What is asked: Say how many lines of the material below contain the word "background", with no other words.

Figure dataset records:
——————————
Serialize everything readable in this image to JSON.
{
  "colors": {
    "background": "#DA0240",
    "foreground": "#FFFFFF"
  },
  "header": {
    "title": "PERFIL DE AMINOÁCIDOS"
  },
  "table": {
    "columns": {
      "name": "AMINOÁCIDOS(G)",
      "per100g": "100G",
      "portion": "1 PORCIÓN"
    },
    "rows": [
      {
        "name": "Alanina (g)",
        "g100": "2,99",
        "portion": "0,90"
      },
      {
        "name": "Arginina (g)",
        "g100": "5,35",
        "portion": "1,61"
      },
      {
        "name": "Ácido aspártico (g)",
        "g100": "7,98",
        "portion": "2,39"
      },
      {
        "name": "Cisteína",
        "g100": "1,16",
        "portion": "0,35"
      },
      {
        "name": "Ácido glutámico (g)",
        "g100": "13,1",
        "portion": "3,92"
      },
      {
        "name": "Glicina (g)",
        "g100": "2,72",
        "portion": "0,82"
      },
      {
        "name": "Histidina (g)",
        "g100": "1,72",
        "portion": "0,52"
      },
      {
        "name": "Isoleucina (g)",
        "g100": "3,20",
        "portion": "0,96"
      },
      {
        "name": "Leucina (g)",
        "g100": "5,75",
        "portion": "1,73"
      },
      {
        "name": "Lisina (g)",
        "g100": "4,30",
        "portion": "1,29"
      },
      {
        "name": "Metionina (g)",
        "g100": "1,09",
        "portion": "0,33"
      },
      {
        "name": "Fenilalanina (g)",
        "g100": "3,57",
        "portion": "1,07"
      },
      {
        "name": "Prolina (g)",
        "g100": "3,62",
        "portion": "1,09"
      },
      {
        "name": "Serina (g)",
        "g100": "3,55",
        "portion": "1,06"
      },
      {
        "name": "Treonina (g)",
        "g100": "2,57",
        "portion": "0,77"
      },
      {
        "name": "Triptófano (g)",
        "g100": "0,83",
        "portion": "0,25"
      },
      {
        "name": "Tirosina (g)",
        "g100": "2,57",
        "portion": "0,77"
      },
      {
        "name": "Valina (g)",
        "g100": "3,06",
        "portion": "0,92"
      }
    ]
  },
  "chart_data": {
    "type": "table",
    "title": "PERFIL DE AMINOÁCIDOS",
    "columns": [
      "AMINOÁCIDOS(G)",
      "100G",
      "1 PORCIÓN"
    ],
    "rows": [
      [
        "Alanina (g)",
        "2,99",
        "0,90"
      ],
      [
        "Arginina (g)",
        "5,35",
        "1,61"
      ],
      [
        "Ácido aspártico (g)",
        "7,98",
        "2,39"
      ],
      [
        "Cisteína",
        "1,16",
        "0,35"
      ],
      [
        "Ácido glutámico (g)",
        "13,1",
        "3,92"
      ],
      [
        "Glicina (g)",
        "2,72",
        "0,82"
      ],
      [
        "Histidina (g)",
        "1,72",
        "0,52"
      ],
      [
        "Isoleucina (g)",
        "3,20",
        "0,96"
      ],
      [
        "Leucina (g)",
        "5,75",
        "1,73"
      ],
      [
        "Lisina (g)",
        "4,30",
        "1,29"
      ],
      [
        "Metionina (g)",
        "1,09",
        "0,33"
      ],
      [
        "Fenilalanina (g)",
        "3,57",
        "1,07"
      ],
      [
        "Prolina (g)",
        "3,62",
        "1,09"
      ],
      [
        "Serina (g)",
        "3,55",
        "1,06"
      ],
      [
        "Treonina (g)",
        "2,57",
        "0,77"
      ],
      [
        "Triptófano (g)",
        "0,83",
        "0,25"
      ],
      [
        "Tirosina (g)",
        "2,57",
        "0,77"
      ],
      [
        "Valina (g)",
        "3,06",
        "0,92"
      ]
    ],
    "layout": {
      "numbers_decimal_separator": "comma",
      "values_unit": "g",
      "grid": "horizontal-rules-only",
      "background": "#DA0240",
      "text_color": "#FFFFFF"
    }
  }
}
——————————
Exercise output: 2